Stored data
%%

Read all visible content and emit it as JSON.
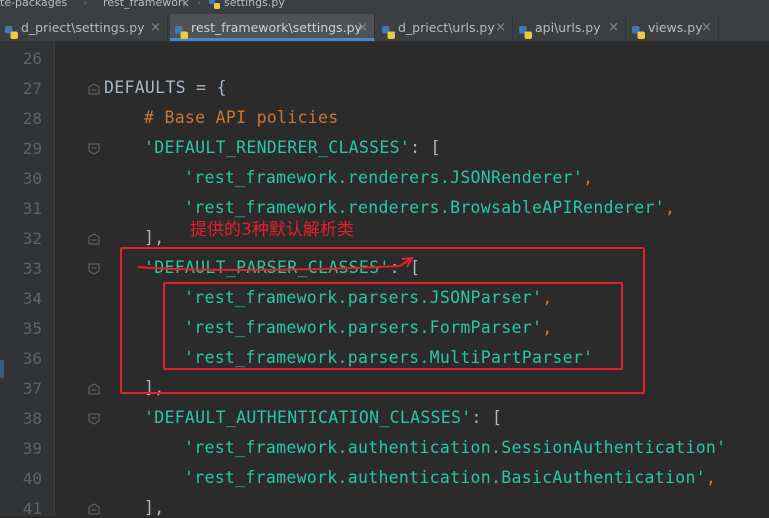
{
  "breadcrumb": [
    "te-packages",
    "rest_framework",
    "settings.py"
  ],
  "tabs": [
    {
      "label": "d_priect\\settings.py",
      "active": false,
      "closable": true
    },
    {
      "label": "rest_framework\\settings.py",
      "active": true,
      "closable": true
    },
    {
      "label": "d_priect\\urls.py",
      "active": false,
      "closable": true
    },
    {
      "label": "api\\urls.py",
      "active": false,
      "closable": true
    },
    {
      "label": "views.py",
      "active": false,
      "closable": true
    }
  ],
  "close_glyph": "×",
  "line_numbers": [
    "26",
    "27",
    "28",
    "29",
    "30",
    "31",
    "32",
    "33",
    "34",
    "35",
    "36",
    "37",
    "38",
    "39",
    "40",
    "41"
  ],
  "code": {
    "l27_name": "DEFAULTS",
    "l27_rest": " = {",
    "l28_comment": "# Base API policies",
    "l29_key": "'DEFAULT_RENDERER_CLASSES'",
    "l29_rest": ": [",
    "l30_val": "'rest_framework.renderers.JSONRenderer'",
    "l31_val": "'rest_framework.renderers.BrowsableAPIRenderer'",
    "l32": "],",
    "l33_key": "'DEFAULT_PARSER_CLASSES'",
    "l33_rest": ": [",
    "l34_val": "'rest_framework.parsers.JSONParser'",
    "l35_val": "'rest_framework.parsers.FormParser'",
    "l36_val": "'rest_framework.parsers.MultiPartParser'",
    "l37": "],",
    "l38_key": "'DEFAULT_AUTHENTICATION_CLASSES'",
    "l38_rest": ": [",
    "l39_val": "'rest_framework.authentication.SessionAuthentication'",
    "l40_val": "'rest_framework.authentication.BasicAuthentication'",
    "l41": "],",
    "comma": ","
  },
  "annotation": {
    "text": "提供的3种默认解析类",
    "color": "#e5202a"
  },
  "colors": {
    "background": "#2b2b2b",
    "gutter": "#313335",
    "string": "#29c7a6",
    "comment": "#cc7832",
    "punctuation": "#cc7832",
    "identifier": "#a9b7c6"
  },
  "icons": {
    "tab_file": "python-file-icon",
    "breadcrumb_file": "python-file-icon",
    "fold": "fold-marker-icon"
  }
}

%%

Strip out the images, then output the records above word for word.

Read all visible content and emit it as JSON.
{
  "breadcrumb": [
    "te-packages",
    "rest_framework",
    "settings.py"
  ],
  "tabs": [
    {
      "label": "d_priect\\settings.py",
      "active": false,
      "closable": true
    },
    {
      "label": "rest_framework\\settings.py",
      "active": true,
      "closable": true
    },
    {
      "label": "d_priect\\urls.py",
      "active": false,
      "closable": true
    },
    {
      "label": "api\\urls.py",
      "active": false,
      "closable": true
    },
    {
      "label": "views.py",
      "active": false,
      "closable": true
    }
  ],
  "close_glyph": "×",
  "line_numbers": [
    "26",
    "27",
    "28",
    "29",
    "30",
    "31",
    "32",
    "33",
    "34",
    "35",
    "36",
    "37",
    "38",
    "39",
    "40",
    "41"
  ],
  "code": {
    "l27_name": "DEFAULTS",
    "l27_rest": " = {",
    "l28_comment": "# Base API policies",
    "l29_key": "'DEFAULT_RENDERER_CLASSES'",
    "l29_rest": ": [",
    "l30_val": "'rest_framework.renderers.JSONRenderer'",
    "l31_val": "'rest_framework.renderers.BrowsableAPIRenderer'",
    "l32": "],",
    "l33_key": "'DEFAULT_PARSER_CLASSES'",
    "l33_rest": ": [",
    "l34_val": "'rest_framework.parsers.JSONParser'",
    "l35_val": "'rest_framework.parsers.FormParser'",
    "l36_val": "'rest_framework.parsers.MultiPartParser'",
    "l37": "],",
    "l38_key": "'DEFAULT_AUTHENTICATION_CLASSES'",
    "l38_rest": ": [",
    "l39_val": "'rest_framework.authentication.SessionAuthentication'",
    "l40_val": "'rest_framework.authentication.BasicAuthentication'",
    "l41": "],",
    "comma": ","
  },
  "annotation": {
    "text": "提供的3种默认解析类",
    "color": "#e5202a"
  },
  "colors": {
    "background": "#2b2b2b",
    "gutter": "#313335",
    "string": "#29c7a6",
    "comment": "#cc7832",
    "punctuation": "#cc7832",
    "identifier": "#a9b7c6"
  },
  "icons": {
    "tab_file": "python-file-icon",
    "breadcrumb_file": "python-file-icon",
    "fold": "fold-marker-icon"
  }
}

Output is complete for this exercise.